<<<<

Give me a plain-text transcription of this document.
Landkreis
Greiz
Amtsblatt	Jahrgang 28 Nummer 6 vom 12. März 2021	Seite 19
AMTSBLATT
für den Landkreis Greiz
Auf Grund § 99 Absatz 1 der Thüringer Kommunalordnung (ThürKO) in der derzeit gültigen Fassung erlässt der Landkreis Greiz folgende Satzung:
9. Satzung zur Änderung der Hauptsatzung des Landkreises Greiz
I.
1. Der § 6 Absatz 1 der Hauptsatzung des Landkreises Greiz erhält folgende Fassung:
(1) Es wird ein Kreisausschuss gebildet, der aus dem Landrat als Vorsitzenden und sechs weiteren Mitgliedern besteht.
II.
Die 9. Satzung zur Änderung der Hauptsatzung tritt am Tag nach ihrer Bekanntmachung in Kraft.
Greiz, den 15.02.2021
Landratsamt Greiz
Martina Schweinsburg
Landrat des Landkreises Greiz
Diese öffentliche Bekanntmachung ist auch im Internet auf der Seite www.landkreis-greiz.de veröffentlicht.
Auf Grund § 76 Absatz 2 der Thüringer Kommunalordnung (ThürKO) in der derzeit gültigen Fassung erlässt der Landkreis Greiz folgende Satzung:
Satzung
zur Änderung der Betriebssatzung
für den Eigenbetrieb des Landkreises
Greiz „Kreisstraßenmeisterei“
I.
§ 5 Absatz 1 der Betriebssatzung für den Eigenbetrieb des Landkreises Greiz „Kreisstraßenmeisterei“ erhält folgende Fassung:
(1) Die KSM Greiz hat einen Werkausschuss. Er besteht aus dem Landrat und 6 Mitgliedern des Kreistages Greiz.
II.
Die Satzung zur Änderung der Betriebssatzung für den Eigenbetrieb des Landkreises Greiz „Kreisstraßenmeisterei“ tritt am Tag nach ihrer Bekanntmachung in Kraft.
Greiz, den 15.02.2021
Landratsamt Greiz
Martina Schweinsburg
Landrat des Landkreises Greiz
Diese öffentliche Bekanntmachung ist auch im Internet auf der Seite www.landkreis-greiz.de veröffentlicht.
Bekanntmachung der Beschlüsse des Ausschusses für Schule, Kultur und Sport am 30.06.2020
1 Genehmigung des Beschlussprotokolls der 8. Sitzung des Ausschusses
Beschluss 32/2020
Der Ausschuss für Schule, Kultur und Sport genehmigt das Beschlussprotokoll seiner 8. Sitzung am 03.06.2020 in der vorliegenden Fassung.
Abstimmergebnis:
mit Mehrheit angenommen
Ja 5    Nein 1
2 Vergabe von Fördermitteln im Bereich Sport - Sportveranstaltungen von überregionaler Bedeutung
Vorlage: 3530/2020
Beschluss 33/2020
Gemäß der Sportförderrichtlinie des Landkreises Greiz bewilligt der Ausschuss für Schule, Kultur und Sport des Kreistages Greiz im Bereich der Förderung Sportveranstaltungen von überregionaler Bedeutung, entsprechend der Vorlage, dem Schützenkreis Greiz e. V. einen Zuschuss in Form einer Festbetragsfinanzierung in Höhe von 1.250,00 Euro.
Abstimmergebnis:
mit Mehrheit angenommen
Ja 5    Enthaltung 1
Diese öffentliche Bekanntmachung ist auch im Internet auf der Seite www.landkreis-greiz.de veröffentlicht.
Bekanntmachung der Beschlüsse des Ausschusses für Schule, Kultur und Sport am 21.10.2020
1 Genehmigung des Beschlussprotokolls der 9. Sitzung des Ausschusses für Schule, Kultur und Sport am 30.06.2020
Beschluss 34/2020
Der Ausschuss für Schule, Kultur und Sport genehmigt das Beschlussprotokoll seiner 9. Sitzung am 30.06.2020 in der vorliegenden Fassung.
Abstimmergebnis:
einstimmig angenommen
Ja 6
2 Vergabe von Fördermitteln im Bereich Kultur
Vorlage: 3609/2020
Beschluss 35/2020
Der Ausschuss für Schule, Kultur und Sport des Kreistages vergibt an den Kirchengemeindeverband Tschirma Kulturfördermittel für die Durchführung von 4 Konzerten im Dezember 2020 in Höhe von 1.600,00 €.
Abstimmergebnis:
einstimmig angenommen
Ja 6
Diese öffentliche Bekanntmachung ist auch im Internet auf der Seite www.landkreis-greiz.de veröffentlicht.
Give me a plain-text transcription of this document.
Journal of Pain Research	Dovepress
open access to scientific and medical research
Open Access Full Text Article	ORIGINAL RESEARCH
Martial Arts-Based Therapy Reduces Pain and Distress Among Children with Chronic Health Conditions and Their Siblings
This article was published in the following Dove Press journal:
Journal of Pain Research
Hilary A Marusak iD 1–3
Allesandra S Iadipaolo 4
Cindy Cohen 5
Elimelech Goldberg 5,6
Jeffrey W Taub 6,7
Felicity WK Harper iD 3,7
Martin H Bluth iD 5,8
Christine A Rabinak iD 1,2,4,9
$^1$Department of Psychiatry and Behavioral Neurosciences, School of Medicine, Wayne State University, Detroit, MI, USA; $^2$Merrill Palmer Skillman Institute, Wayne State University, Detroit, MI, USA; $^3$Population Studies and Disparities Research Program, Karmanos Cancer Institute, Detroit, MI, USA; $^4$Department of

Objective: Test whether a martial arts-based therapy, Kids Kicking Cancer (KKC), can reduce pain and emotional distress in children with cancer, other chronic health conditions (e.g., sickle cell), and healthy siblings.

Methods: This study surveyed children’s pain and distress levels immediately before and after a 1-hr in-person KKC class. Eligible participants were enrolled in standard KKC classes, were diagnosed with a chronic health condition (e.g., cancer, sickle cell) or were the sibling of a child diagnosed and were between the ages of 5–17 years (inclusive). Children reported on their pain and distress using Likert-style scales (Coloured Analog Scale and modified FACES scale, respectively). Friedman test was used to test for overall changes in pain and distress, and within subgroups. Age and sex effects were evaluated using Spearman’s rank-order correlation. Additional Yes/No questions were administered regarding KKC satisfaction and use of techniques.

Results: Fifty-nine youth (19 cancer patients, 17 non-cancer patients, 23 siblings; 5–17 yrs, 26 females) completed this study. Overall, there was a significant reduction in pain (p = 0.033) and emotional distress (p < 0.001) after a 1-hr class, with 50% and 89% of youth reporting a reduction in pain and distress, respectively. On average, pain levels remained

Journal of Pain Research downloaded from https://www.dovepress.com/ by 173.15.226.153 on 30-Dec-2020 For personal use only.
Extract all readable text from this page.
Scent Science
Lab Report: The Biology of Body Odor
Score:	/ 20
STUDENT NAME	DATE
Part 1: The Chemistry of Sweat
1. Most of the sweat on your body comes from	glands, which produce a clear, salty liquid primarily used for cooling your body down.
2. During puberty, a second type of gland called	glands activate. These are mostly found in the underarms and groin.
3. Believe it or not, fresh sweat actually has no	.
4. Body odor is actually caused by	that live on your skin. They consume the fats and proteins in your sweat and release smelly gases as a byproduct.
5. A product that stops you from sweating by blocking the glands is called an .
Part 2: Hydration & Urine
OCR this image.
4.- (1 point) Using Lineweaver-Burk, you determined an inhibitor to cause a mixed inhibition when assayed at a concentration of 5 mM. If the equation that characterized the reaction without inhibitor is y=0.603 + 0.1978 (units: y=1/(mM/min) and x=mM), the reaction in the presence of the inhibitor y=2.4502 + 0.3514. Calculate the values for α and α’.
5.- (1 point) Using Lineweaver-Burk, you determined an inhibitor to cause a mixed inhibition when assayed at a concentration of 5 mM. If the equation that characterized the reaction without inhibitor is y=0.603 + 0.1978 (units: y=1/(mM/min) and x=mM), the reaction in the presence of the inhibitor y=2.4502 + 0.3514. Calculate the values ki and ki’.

>>>>

_Exercise details:_
Please reproduce the line containing "OCR this image." and each line after it to the end of the listing, exactly, with nothing added or left out.

_Result:_
OCR this image.
4.- (1 point) Using Lineweaver-Burk, you determined an inhibitor to cause a mixed inhibition when assayed at a concentration of 5 mM. If the equation that characterized the reaction without inhibitor is y=0.603 + 0.1978 (units: y=1/(mM/min) and x=mM), the reaction in the presence of the inhibitor y=2.4502 + 0.3514. Calculate the values for α and α’.
5.- (1 point) Using Lineweaver-Burk, you determined an inhibitor to cause a mixed inhibition when assayed at a concentration of 5 mM. If the equation that characterized the reaction without inhibitor is y=0.603 + 0.1978 (units: y=1/(mM/min) and x=mM), the reaction in the presence of the inhibitor y=2.4502 + 0.3514. Calculate the values ki and ki’.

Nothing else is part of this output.